[Data records]
[Begin]
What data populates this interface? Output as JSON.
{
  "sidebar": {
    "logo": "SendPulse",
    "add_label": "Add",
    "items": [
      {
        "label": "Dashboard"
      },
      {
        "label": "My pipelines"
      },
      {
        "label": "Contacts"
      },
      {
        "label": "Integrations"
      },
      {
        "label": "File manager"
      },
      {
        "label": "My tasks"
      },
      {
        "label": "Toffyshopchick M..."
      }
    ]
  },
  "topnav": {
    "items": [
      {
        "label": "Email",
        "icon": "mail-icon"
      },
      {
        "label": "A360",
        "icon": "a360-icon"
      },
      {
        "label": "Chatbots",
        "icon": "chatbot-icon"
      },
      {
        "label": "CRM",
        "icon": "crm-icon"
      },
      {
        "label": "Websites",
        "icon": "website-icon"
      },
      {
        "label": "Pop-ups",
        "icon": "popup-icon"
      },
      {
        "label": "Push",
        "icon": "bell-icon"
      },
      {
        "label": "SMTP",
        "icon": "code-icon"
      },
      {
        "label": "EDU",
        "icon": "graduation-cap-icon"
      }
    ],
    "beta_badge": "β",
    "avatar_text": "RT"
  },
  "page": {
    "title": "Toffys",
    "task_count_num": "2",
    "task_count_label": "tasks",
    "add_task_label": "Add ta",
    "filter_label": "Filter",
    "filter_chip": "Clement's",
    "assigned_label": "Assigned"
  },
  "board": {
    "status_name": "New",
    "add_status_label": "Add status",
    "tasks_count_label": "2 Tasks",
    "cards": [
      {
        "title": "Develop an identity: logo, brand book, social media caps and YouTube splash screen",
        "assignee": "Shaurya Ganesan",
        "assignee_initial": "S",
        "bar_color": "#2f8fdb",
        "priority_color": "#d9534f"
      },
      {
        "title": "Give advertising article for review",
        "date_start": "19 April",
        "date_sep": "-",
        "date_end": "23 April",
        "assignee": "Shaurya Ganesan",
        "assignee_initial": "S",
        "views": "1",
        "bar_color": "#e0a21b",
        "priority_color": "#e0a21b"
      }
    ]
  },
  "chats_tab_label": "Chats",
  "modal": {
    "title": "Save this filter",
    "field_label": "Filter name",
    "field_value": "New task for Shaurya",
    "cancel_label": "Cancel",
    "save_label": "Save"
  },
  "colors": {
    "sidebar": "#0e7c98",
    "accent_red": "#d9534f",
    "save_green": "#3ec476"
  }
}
[End]
[Begin]
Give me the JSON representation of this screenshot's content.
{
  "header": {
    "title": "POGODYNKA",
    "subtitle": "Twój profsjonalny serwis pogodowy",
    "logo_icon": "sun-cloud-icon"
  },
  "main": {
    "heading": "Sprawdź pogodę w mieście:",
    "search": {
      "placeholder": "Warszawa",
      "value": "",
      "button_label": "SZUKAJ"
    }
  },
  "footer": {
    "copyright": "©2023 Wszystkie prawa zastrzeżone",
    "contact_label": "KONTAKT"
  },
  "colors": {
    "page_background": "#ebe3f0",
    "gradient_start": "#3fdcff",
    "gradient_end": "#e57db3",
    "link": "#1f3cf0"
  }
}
[End]
[Begin]
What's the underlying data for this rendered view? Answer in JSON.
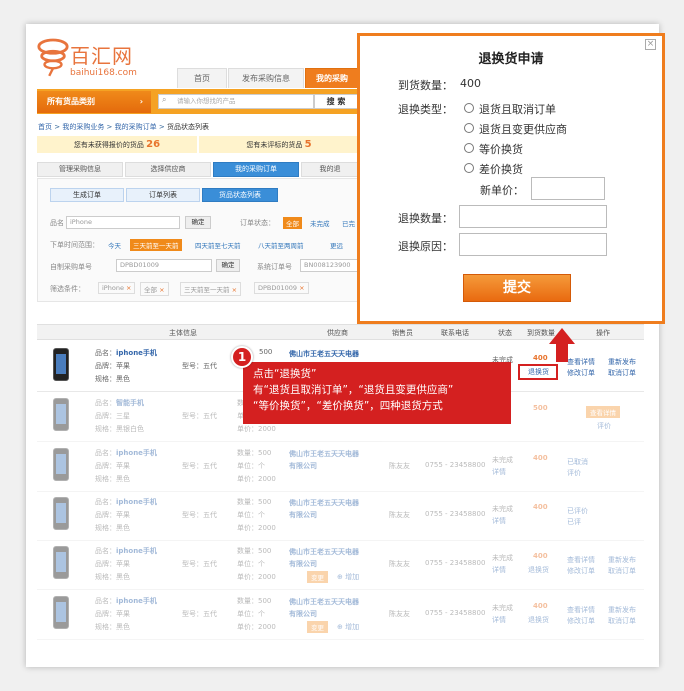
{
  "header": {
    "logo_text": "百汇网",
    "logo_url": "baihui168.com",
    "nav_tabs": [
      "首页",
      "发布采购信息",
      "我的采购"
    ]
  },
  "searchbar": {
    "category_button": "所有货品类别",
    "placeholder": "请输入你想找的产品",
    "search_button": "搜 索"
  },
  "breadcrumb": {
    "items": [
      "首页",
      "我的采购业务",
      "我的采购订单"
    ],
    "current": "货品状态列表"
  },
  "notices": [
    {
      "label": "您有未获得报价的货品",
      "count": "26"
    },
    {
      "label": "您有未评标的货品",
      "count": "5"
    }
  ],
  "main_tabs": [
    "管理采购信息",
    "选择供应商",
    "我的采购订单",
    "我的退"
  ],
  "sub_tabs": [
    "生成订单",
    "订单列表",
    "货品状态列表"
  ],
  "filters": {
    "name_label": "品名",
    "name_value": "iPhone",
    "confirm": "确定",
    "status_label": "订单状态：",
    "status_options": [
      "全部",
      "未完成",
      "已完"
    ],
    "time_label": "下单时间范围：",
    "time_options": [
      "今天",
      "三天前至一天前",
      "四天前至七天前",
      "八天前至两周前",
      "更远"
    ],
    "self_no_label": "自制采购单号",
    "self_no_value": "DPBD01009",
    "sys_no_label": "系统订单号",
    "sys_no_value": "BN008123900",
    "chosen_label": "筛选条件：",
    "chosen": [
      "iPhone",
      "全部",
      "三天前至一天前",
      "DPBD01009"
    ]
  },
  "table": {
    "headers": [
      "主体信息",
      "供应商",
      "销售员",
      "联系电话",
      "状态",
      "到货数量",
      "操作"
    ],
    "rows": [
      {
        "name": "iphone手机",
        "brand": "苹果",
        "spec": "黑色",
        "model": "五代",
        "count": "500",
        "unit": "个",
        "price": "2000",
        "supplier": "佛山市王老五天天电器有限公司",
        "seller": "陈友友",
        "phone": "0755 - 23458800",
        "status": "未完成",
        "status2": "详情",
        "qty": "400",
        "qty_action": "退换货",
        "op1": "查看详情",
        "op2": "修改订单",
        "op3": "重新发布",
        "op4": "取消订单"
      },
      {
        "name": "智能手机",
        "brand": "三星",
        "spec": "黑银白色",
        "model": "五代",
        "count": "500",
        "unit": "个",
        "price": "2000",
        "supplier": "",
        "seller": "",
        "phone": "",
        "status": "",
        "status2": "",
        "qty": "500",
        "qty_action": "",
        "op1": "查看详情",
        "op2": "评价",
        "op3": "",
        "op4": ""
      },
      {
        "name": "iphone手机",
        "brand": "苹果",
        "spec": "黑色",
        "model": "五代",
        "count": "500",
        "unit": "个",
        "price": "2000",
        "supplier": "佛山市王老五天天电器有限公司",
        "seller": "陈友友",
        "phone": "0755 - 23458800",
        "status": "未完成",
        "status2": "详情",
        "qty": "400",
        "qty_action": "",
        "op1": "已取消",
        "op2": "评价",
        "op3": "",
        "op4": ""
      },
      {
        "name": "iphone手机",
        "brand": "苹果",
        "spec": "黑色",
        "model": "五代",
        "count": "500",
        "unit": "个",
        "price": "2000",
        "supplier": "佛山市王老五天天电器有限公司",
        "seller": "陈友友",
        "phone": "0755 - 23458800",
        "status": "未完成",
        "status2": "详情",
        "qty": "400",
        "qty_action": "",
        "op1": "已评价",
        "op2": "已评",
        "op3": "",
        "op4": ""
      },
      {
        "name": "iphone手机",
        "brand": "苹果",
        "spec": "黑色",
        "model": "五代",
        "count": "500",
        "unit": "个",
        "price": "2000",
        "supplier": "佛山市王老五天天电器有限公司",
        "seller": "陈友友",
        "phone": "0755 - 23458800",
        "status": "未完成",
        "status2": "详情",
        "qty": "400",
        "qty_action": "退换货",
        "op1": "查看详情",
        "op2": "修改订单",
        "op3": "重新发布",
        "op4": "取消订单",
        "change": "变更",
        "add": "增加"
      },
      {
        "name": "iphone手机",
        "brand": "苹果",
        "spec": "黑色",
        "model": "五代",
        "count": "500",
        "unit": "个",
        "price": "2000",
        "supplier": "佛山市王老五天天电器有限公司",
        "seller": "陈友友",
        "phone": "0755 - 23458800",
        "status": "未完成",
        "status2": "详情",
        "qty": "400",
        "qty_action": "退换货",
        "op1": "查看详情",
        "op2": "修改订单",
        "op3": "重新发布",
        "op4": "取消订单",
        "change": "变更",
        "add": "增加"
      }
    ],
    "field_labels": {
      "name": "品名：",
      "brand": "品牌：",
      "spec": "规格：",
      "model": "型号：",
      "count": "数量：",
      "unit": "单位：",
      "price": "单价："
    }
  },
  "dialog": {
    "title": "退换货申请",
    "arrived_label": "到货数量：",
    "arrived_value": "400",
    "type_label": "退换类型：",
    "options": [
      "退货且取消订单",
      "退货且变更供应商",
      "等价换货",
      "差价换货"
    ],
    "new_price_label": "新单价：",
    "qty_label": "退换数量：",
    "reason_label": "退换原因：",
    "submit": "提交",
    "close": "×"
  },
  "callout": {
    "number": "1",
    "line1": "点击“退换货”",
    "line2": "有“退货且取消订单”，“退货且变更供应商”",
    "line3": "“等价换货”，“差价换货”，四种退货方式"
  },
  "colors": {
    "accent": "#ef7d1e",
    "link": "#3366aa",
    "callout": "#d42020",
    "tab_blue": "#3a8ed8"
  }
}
[End]
● **WORK TO BE COMPLETED**: Scan the material for lines with the word "What", and copy each line you find.

● **EXERCISE RESULT**:
What data populates this interface? Output as JSON.
What's the underlying data for this rendered view? Answer in JSON.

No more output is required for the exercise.